> WHAT IS BEING ASKED:
Go through the material below, count the lines with the word "flag", and reply with the count alone.

Entries taken from a collection:
··········

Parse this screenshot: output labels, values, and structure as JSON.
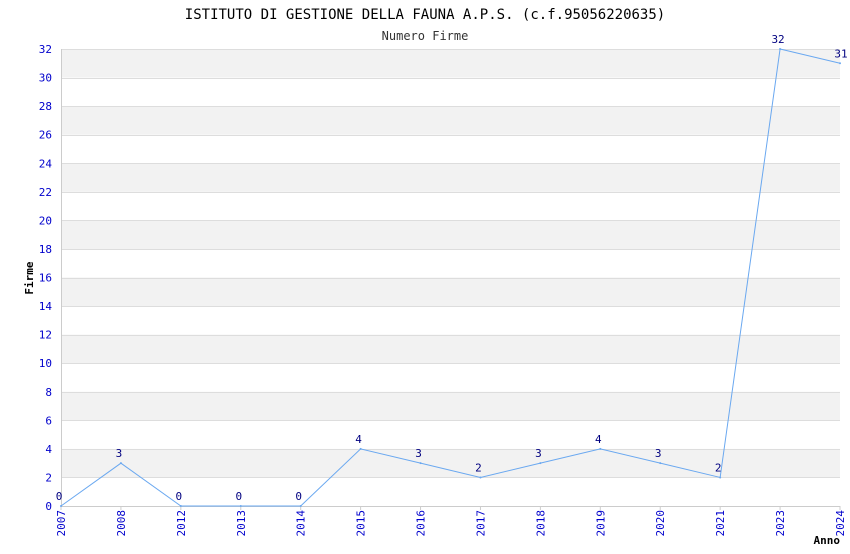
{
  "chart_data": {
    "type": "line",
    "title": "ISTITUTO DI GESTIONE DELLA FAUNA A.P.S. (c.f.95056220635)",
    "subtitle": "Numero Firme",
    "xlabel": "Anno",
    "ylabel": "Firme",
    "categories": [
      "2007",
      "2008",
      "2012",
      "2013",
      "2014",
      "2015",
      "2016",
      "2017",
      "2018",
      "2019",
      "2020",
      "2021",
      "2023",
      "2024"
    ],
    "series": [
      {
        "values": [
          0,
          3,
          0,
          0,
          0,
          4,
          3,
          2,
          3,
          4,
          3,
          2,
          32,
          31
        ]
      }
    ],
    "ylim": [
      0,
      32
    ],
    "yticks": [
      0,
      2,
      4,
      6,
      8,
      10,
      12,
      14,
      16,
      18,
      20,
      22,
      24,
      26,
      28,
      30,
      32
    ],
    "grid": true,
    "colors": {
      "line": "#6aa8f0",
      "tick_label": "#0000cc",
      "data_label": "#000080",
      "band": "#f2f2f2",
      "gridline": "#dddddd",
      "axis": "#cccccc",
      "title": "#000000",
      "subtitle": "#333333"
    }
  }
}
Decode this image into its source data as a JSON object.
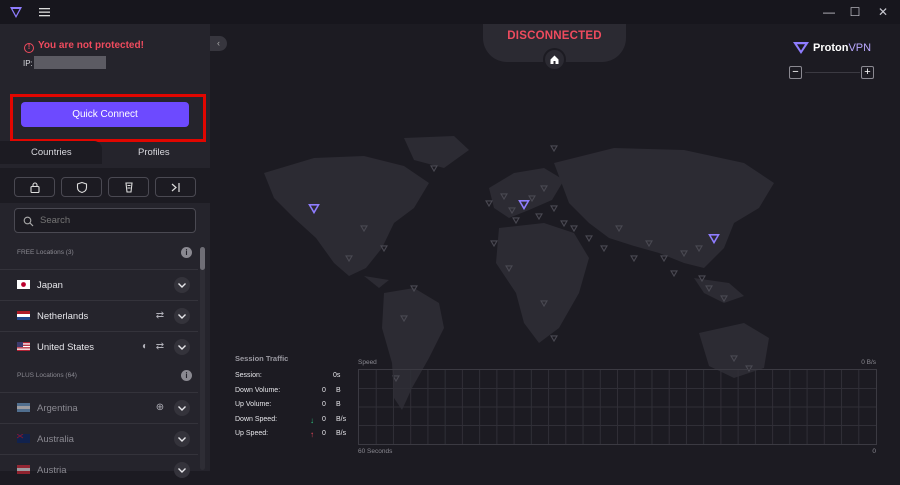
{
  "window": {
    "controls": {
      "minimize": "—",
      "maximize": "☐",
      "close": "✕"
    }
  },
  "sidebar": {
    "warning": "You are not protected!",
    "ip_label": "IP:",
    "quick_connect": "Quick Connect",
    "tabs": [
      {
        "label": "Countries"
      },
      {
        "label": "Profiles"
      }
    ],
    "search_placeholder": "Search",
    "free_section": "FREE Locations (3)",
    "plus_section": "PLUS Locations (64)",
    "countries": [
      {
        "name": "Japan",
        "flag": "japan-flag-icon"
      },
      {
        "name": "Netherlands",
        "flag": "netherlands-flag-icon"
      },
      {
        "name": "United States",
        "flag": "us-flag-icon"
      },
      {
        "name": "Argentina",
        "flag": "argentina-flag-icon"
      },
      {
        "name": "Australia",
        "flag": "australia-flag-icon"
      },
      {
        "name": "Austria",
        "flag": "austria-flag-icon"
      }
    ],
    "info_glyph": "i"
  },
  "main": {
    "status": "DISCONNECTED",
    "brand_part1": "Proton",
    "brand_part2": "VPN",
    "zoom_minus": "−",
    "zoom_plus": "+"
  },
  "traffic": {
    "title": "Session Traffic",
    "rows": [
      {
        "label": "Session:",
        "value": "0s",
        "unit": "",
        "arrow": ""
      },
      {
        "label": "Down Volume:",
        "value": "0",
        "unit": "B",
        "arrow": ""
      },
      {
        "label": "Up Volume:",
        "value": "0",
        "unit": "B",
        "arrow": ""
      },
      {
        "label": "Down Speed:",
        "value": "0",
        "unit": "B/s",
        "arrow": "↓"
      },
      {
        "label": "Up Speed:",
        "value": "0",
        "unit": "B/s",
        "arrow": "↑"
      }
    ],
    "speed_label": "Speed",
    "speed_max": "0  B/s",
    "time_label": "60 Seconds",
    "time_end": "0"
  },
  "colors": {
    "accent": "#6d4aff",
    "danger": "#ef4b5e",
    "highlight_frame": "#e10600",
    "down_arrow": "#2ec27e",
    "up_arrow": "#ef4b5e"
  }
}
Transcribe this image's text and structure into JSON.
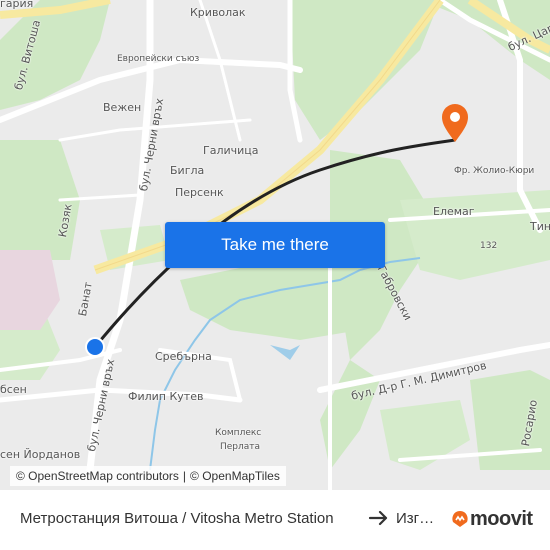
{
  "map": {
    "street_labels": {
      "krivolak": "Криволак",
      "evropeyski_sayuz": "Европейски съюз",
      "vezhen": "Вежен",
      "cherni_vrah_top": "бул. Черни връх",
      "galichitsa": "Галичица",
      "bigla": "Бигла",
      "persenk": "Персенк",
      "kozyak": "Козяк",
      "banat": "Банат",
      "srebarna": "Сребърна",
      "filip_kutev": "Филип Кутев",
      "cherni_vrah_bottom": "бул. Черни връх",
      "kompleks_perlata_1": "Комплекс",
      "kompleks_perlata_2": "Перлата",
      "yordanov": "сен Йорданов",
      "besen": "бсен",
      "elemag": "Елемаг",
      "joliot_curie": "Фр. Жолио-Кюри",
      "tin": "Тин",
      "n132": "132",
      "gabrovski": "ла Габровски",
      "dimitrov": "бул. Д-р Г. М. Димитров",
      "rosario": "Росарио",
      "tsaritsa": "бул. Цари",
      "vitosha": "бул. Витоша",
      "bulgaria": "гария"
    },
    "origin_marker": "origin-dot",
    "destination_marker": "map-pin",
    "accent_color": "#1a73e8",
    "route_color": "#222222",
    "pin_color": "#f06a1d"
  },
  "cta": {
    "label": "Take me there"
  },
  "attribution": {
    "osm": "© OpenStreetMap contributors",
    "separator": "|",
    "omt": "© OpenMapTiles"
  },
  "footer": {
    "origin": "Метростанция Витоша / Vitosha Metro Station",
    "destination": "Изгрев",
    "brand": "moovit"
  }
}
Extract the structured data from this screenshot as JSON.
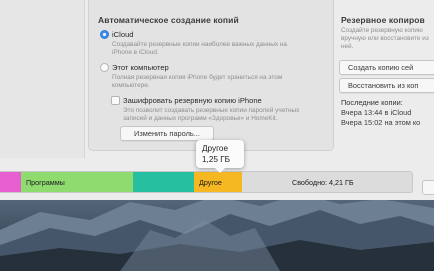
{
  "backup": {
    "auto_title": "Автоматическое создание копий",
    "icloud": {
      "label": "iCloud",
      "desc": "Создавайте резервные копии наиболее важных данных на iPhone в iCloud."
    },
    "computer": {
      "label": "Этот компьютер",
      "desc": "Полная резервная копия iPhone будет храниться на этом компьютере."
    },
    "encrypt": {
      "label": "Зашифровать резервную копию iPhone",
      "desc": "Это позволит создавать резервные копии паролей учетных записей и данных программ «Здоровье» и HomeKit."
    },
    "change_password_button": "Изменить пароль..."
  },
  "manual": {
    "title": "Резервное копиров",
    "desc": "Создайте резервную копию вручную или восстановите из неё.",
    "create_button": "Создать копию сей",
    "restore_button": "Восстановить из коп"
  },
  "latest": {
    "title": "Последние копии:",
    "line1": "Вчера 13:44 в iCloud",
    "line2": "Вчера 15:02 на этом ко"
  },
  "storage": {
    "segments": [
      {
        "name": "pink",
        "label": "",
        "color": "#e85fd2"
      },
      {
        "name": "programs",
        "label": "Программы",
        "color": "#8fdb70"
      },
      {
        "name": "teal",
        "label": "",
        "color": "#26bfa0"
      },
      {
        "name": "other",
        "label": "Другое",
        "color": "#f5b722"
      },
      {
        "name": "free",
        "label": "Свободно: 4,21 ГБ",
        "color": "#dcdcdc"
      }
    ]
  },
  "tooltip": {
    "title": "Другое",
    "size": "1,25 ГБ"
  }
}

··········

> FULL OUTPUT:
6